◆ **Exercise details**
Will you give the material below again, every line exactly as it is?
--- START ---
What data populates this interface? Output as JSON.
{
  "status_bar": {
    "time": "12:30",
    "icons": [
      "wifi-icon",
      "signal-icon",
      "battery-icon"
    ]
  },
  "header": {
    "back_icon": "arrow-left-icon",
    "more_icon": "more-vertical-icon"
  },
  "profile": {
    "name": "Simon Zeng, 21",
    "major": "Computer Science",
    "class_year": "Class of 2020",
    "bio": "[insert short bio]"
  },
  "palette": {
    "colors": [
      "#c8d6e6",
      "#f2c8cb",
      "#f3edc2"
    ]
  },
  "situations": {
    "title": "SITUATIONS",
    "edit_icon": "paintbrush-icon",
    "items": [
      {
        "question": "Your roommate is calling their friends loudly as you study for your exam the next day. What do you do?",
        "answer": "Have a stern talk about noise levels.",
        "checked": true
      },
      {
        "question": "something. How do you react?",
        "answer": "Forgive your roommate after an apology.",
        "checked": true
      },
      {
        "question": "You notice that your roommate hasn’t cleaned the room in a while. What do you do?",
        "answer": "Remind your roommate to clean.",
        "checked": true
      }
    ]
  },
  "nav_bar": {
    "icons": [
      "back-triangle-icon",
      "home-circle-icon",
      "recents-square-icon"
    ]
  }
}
--- END ---
◆ **Answer to this task**
What data populates this interface? Output as JSON.
{
  "status_bar": {
    "time": "12:30",
    "icons": [
      "wifi-icon",
      "signal-icon",
      "battery-icon"
    ]
  },
  "header": {
    "back_icon": "arrow-left-icon",
    "more_icon": "more-vertical-icon"
  },
  "profile": {
    "name": "Simon Zeng, 21",
    "major": "Computer Science",
    "class_year": "Class of 2020",
    "bio": "[insert short bio]"
  },
  "palette": {
    "colors": [
      "#c8d6e6",
      "#f2c8cb",
      "#f3edc2"
    ]
  },
  "situations": {
    "title": "SITUATIONS",
    "edit_icon": "paintbrush-icon",
    "items": [
      {
        "question": "Your roommate is calling their friends loudly as you study for your exam the next day. What do you do?",
        "answer": "Have a stern talk about noise levels.",
        "checked": true
      },
      {
        "question": "something. How do you react?",
        "answer": "Forgive your roommate after an apology.",
        "checked": true
      },
      {
        "question": "You notice that your roommate hasn’t cleaned the room in a while. What do you do?",
        "answer": "Remind your roommate to clean.",
        "checked": true
      }
    ]
  },
  "nav_bar": {
    "icons": [
      "back-triangle-icon",
      "home-circle-icon",
      "recents-square-icon"
    ]
  }
}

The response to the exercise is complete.